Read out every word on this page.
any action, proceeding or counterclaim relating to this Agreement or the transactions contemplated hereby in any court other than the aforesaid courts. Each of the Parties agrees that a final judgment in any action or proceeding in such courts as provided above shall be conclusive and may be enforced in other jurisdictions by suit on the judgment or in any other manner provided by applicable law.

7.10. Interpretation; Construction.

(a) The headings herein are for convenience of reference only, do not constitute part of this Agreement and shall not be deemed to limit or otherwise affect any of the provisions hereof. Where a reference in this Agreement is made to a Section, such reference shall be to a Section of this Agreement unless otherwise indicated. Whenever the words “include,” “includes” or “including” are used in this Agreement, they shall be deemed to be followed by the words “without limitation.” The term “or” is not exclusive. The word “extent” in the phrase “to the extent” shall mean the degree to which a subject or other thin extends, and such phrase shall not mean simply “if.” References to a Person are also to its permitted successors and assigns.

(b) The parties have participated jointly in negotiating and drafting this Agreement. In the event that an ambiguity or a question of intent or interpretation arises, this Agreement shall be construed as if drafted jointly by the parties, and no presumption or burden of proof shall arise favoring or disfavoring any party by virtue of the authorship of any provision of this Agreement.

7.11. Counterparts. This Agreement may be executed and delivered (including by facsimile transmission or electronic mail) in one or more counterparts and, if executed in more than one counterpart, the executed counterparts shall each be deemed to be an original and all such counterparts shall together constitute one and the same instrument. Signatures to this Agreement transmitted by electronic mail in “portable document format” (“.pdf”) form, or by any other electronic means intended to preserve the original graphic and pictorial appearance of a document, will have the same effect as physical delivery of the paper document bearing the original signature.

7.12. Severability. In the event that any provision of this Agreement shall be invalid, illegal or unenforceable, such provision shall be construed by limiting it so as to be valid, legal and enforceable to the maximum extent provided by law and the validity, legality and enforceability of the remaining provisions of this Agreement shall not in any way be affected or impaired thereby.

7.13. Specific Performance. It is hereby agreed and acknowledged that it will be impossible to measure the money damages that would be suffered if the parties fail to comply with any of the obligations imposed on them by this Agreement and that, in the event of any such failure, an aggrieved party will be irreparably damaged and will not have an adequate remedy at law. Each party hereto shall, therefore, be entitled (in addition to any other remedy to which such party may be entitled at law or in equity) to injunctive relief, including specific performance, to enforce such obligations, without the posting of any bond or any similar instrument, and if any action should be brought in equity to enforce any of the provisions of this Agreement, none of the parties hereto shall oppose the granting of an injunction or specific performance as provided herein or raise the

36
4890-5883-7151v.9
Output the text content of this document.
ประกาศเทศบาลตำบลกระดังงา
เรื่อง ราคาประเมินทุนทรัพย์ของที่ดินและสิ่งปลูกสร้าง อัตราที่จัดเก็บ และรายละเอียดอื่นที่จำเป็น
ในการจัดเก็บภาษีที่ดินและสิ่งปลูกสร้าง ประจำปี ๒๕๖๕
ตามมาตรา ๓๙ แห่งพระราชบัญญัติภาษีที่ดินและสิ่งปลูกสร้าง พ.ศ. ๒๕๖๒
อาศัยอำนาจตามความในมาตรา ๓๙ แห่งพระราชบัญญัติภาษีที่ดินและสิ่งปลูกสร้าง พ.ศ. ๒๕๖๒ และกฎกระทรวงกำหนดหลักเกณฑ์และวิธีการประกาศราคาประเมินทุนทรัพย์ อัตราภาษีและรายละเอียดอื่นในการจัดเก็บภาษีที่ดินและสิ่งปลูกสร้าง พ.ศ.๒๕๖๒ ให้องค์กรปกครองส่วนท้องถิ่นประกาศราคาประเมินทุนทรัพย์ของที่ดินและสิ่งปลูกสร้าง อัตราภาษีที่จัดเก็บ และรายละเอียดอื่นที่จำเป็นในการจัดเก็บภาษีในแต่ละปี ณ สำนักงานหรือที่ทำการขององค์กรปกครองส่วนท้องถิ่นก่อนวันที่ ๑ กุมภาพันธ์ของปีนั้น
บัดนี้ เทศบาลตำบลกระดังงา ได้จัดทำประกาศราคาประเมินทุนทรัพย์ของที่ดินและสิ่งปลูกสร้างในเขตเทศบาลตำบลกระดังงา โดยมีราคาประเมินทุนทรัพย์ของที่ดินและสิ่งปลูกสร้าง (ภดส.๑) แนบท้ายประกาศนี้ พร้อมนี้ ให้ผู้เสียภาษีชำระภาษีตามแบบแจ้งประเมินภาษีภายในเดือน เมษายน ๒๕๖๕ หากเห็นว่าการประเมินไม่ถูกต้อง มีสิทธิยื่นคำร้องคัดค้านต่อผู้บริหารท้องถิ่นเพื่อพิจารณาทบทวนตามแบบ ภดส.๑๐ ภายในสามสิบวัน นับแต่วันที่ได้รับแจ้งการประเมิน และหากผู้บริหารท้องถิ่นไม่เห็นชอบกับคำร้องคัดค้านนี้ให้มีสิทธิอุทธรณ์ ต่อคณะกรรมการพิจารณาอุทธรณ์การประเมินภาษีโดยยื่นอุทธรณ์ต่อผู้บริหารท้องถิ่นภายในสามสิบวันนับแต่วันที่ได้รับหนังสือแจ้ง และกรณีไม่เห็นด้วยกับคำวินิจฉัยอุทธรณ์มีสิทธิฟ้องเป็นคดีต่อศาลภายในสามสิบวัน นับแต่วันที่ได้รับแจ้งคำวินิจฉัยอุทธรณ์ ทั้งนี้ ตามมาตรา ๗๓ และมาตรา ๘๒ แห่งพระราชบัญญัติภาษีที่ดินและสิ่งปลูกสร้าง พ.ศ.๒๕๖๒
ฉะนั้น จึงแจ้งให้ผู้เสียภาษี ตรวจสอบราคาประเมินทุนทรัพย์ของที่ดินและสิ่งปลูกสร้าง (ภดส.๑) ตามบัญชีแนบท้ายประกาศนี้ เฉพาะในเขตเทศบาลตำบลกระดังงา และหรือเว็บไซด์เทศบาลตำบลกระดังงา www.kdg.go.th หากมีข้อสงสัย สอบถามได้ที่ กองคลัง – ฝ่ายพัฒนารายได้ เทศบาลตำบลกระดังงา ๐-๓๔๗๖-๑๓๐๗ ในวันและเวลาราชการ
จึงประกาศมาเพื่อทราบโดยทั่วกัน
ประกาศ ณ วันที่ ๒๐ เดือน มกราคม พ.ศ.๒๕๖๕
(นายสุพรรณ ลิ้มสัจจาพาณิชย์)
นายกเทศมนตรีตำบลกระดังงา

----------

Extract the data exactly as given.

Read out every word on this page.
any action, proceeding or counterclaim relating to this Agreement or the transactions contemplated hereby in any court other than the aforesaid courts. Each of the Parties agrees that a final judgment in any action or proceeding in such courts as provided above shall be conclusive and may be enforced in other jurisdictions by suit on the judgment or in any other manner provided by applicable law.

7.10. Interpretation; Construction.

(a) The headings herein are for convenience of reference only, do not constitute part of this Agreement and shall not be deemed to limit or otherwise affect any of the provisions hereof. Where a reference in this Agreement is made to a Section, such reference shall be to a Section of this Agreement unless otherwise indicated. Whenever the words “include,” “includes” or “including” are used in this Agreement, they shall be deemed to be followed by the words “without limitation.” The term “or” is not exclusive. The word “extent” in the phrase “to the extent” shall mean the degree to which a subject or other thin extends, and such phrase shall not mean simply “if.” References to a Person are also to its permitted successors and assigns.

(b) The parties have participated jointly in negotiating and drafting this Agreement. In the event that an ambiguity or a question of intent or interpretation arises, this Agreement shall be construed as if drafted jointly by the parties, and no presumption or burden of proof shall arise favoring or disfavoring any party by virtue of the authorship of any provision of this Agreement.

7.11. Counterparts. This Agreement may be executed and delivered (including by facsimile transmission or electronic mail) in one or more counterparts and, if executed in more than one counterpart, the executed counterparts shall each be deemed to be an original and all such counterparts shall together constitute one and the same instrument. Signatures to this Agreement transmitted by electronic mail in “portable document format” (“.pdf”) form, or by any other electronic means intended to preserve the original graphic and pictorial appearance of a document, will have the same effect as physical delivery of the paper document bearing the original signature.

7.12. Severability. In the event that any provision of this Agreement shall be invalid, illegal or unenforceable, such provision shall be construed by limiting it so as to be valid, legal and enforceable to the maximum extent provided by law and the validity, legality and enforceability of the remaining provisions of this Agreement shall not in any way be affected or impaired thereby.

7.13. Specific Performance. It is hereby agreed and acknowledged that it will be impossible to measure the money damages that would be suffered if the parties fail to comply with any of the obligations imposed on them by this Agreement and that, in the event of any such failure, an aggrieved party will be irreparably damaged and will not have an adequate remedy at law. Each party hereto shall, therefore, be entitled (in addition to any other remedy to which such party may be entitled at law or in equity) to injunctive relief, including specific performance, to enforce such obligations, without the posting of any bond or any similar instrument, and if any action should be brought in equity to enforce any of the provisions of this Agreement, none of the parties hereto shall oppose the granting of an injunction or specific performance as provided herein or raise the

36
4890-5883-7151v.9
Output the text content of this document.
ประกาศเทศบาลตำบลกระดังงา
เรื่อง ราคาประเมินทุนทรัพย์ของที่ดินและสิ่งปลูกสร้าง อัตราที่จัดเก็บ และรายละเอียดอื่นที่จำเป็น
ในการจัดเก็บภาษีที่ดินและสิ่งปลูกสร้าง ประจำปี ๒๕๖๕
ตามมาตรา ๓๙ แห่งพระราชบัญญัติภาษีที่ดินและสิ่งปลูกสร้าง พ.ศ. ๒๕๖๒
อาศัยอำนาจตามความในมาตรา ๓๙ แห่งพระราชบัญญัติภาษีที่ดินและสิ่งปลูกสร้าง พ.ศ. ๒๕๖๒ และกฎกระทรวงกำหนดหลักเกณฑ์และวิธีการประกาศราคาประเมินทุนทรัพย์ อัตราภาษีและรายละเอียดอื่นในการจัดเก็บภาษีที่ดินและสิ่งปลูกสร้าง พ.ศ.๒๕๖๒ ให้องค์กรปกครองส่วนท้องถิ่นประกาศราคาประเมินทุนทรัพย์ของที่ดินและสิ่งปลูกสร้าง อัตราภาษีที่จัดเก็บ และรายละเอียดอื่นที่จำเป็นในการจัดเก็บภาษีในแต่ละปี ณ สำนักงานหรือที่ทำการขององค์กรปกครองส่วนท้องถิ่นก่อนวันที่ ๑ กุมภาพันธ์ของปีนั้น
บัดนี้ เทศบาลตำบลกระดังงา ได้จัดทำประกาศราคาประเมินทุนทรัพย์ของที่ดินและสิ่งปลูกสร้างในเขตเทศบาลตำบลกระดังงา โดยมีราคาประเมินทุนทรัพย์ของที่ดินและสิ่งปลูกสร้าง (ภดส.๑) แนบท้ายประกาศนี้ พร้อมนี้ ให้ผู้เสียภาษีชำระภาษีตามแบบแจ้งประเมินภาษีภายในเดือน เมษายน ๒๕๖๕ หากเห็นว่าการประเมินไม่ถูกต้อง มีสิทธิยื่นคำร้องคัดค้านต่อผู้บริหารท้องถิ่นเพื่อพิจารณาทบทวนตามแบบ ภดส.๑๐ ภายในสามสิบวัน นับแต่วันที่ได้รับแจ้งการประเมิน และหากผู้บริหารท้องถิ่นไม่เห็นชอบกับคำร้องคัดค้านนี้ให้มีสิทธิอุทธรณ์ ต่อคณะกรรมการพิจารณาอุทธรณ์การประเมินภาษีโดยยื่นอุทธรณ์ต่อผู้บริหารท้องถิ่นภายในสามสิบวันนับแต่วันที่ได้รับหนังสือแจ้ง และกรณีไม่เห็นด้วยกับคำวินิจฉัยอุทธรณ์มีสิทธิฟ้องเป็นคดีต่อศาลภายในสามสิบวัน นับแต่วันที่ได้รับแจ้งคำวินิจฉัยอุทธรณ์ ทั้งนี้ ตามมาตรา ๗๓ และมาตรา ๘๒ แห่งพระราชบัญญัติภาษีที่ดินและสิ่งปลูกสร้าง พ.ศ.๒๕๖๒
ฉะนั้น จึงแจ้งให้ผู้เสียภาษี ตรวจสอบราคาประเมินทุนทรัพย์ของที่ดินและสิ่งปลูกสร้าง (ภดส.๑) ตามบัญชีแนบท้ายประกาศนี้ เฉพาะในเขตเทศบาลตำบลกระดังงา และหรือเว็บไซด์เทศบาลตำบลกระดังงา www.kdg.go.th หากมีข้อสงสัย สอบถามได้ที่ กองคลัง – ฝ่ายพัฒนารายได้ เทศบาลตำบลกระดังงา ๐-๓๔๗๖-๑๓๐๗ ในวันและเวลาราชการ
จึงประกาศมาเพื่อทราบโดยทั่วกัน
ประกาศ ณ วันที่ ๒๐ เดือน มกราคม พ.ศ.๒๕๖๕
(นายสุพรรณ ลิ้มสัจจาพาณิชย์)
นายกเทศมนตรีตำบลกระดังงา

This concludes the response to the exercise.